=== Excerpted records ===

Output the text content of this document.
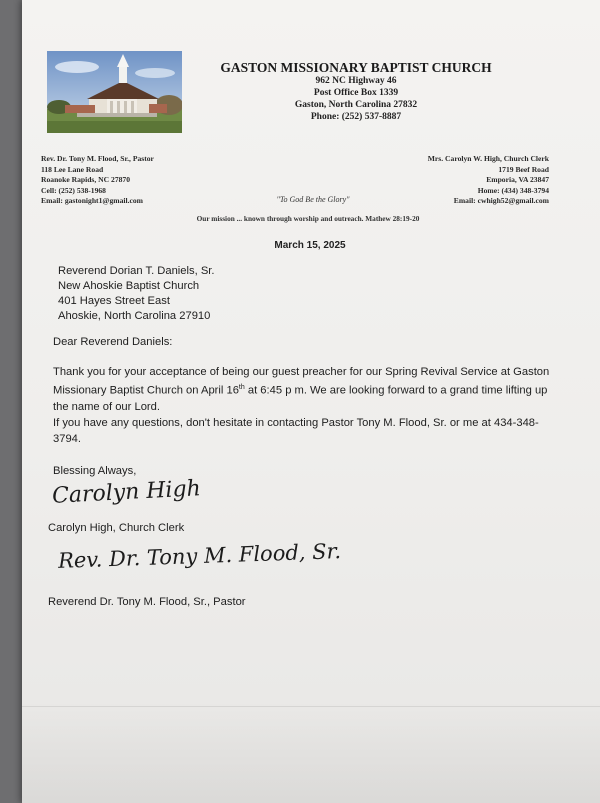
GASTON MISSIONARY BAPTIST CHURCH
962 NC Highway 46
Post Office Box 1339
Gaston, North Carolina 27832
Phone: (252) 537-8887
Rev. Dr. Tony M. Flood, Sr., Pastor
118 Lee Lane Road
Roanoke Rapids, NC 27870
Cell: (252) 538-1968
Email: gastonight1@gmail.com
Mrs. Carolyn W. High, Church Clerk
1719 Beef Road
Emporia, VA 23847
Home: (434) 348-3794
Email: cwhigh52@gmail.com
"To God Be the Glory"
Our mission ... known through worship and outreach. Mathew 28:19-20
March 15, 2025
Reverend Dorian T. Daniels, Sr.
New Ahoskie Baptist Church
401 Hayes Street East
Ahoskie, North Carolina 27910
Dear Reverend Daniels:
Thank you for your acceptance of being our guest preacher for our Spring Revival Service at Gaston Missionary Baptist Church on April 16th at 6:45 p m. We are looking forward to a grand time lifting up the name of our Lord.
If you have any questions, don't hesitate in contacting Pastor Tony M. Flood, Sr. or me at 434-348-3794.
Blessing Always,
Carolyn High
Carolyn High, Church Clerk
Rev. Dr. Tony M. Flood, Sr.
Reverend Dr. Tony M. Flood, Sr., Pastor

===
=== Excerpted records ===

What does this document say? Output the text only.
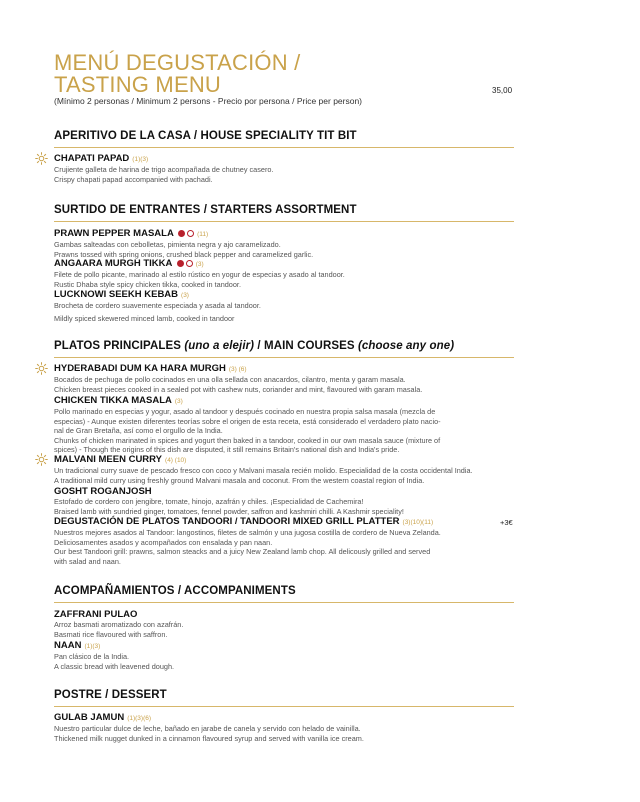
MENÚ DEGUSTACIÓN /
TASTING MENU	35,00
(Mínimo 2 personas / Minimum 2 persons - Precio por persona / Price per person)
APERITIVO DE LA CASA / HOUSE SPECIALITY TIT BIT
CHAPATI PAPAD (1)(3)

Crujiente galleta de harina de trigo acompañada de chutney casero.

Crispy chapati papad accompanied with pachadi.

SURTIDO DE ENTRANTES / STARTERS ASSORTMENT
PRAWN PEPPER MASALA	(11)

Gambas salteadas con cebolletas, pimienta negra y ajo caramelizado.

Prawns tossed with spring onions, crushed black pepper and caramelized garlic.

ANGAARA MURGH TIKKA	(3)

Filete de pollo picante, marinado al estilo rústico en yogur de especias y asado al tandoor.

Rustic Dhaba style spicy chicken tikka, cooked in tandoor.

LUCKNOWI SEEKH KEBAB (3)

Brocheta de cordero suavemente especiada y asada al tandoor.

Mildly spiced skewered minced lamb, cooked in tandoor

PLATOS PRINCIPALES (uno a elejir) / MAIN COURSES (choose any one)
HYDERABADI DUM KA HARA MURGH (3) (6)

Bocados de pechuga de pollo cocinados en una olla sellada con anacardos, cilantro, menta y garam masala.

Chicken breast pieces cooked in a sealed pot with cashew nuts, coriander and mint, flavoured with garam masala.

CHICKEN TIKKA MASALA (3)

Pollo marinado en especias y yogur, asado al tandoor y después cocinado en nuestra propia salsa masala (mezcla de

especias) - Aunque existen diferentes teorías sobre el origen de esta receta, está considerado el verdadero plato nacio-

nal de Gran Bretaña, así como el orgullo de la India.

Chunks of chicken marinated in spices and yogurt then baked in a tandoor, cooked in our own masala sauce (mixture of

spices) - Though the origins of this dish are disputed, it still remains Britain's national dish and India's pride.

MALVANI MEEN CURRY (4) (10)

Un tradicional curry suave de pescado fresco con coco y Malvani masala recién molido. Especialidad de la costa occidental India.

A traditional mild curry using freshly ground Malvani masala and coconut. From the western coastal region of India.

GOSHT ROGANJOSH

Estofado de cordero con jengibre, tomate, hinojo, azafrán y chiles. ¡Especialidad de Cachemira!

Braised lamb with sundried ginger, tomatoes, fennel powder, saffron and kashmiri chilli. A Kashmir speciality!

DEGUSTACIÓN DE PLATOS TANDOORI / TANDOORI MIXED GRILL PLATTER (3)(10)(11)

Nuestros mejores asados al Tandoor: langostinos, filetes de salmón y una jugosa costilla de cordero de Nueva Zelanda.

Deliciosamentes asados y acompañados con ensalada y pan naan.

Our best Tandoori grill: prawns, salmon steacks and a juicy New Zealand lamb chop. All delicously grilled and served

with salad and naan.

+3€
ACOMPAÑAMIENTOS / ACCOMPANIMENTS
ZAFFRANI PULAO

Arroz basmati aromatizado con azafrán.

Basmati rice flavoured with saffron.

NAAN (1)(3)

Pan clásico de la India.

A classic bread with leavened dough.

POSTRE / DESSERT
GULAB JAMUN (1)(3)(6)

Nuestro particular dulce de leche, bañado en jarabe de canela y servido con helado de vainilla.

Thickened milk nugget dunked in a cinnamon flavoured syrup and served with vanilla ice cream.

===

▶ _To do_:
Report back each line of the entries that holds the string "Especialidad".

▶ _Result_:
Un tradicional curry suave de pescado fresco con coco y Malvani masala recién molido. Especialidad de la costa occidental India.
Estofado de cordero con jengibre, tomate, hinojo, azafrán y chiles. ¡Especialidad de Cachemira!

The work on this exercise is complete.